**SET EXERCISE**
Locate each line of the material that contains "shall", then return it.

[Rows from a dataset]
+-------+

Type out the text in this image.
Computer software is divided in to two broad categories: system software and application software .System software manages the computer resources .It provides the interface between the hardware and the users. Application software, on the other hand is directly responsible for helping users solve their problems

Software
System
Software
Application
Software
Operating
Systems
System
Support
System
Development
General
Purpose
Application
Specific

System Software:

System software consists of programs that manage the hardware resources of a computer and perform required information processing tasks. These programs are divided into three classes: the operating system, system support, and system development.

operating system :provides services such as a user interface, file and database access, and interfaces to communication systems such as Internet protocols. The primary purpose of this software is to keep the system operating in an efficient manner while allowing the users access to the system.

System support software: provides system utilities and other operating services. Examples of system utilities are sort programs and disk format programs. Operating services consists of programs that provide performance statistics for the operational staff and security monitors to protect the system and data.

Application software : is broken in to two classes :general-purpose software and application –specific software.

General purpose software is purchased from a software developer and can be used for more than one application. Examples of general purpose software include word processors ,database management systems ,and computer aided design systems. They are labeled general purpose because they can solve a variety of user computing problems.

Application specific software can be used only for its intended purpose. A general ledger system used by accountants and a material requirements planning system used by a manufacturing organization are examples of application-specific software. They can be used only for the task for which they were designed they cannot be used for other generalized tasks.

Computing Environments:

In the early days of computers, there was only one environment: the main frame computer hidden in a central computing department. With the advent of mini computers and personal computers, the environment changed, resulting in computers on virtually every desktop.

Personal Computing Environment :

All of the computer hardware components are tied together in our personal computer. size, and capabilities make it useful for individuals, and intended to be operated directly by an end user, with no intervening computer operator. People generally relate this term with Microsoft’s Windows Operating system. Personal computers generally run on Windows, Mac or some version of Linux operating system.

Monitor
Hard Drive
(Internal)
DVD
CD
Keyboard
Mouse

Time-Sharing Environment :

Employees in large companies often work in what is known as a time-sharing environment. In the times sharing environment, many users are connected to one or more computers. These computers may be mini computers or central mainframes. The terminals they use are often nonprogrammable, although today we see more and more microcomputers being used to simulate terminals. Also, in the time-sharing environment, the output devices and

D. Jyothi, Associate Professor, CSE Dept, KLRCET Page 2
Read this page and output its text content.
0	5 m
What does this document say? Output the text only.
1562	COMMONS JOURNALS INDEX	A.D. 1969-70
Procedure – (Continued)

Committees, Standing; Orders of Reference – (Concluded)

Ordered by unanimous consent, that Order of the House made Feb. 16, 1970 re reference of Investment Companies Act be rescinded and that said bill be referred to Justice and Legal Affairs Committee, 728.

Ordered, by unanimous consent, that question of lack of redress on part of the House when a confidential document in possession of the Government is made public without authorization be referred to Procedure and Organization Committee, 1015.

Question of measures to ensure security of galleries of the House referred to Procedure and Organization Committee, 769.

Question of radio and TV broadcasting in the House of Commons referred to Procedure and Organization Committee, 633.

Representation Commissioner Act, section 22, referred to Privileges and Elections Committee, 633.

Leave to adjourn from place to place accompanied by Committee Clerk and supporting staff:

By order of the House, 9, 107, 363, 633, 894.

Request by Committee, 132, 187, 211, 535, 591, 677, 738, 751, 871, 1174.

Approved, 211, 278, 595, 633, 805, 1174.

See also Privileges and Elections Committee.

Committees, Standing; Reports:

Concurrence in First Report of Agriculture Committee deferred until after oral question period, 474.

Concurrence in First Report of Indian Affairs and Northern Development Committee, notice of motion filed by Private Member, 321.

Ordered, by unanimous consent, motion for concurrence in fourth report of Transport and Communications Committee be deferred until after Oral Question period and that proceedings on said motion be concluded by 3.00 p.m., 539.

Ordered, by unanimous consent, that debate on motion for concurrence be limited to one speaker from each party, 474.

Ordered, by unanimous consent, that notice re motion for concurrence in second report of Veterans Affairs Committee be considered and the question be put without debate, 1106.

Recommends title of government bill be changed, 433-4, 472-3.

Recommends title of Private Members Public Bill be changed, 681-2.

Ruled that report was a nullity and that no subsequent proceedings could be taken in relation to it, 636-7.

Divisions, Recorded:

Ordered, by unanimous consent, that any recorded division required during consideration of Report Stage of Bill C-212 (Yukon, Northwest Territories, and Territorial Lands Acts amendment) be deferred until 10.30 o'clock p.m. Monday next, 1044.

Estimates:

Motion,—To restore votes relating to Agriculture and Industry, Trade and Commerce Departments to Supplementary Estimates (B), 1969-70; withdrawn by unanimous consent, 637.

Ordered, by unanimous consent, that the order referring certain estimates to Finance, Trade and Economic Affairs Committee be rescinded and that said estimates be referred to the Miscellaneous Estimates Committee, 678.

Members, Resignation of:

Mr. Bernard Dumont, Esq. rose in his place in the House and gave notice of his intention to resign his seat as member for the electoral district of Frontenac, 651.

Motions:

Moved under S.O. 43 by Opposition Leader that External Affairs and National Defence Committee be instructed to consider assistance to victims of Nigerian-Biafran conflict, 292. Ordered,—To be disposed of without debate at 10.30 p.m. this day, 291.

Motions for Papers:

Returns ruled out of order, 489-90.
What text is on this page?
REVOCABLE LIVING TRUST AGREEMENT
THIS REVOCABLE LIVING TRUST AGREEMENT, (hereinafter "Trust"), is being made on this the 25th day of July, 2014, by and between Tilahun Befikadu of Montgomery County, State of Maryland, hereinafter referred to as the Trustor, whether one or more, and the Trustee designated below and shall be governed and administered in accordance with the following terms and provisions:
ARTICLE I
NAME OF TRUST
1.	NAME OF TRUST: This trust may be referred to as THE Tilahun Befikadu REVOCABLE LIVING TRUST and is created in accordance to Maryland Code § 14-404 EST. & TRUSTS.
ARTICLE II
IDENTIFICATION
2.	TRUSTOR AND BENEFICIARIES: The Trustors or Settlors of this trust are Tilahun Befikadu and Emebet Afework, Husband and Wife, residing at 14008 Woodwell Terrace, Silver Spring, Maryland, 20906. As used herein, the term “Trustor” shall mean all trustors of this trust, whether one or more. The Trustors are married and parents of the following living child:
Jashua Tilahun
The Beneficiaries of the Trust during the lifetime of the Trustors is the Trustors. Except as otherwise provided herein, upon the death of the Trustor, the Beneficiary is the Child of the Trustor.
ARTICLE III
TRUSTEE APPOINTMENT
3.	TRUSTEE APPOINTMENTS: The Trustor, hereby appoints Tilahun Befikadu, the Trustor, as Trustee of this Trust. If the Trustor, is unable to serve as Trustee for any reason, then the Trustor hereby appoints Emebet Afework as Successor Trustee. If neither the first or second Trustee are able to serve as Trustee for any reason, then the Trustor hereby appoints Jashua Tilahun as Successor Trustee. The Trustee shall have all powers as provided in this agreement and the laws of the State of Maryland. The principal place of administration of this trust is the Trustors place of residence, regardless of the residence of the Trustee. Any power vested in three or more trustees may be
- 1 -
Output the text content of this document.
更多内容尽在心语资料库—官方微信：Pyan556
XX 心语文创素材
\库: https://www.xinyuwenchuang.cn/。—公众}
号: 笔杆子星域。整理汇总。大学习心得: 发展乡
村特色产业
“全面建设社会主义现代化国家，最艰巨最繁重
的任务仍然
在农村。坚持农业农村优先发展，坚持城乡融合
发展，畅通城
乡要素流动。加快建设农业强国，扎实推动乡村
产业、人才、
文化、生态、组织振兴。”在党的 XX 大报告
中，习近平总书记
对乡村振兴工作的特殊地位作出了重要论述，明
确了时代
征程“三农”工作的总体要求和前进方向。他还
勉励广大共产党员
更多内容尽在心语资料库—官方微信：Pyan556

+-------+

**IN RESPONSE**
THIS REVOCABLE LIVING TRUST AGREEMENT, (hereinafter "Trust"), is being made on this the 25th day of July, 2014, by and between Tilahun Befikadu of Montgomery County, State of Maryland, hereinafter referred to as the Trustor, whether one or more, and the Trustee designated below and shall be governed and administered in accordance with the following terms and provisions:
2.	TRUSTOR AND BENEFICIARIES: The Trustors or Settlors of this trust are Tilahun Befikadu and Emebet Afework, Husband and Wife, residing at 14008 Woodwell Terrace, Silver Spring, Maryland, 20906. As used herein, the term “Trustor” shall mean all trustors of this trust, whether one or more. The Trustors are married and parents of the following living child:
3.	TRUSTEE APPOINTMENTS: The Trustor, hereby appoints Tilahun Befikadu, the Trustor, as Trustee of this Trust. If the Trustor, is unable to serve as Trustee for any reason, then the Trustor hereby appoints Emebet Afework as Successor Trustee. If neither the first or second Trustee are able to serve as Trustee for any reason, then the Trustor hereby appoints Jashua Tilahun as Successor Trustee. The Trustee shall have all powers as provided in this agreement and the laws of the State of Maryland. The principal place of administration of this trust is the Trustors place of residence, regardless of the residence of the Trustee. Any power vested in three or more trustees may be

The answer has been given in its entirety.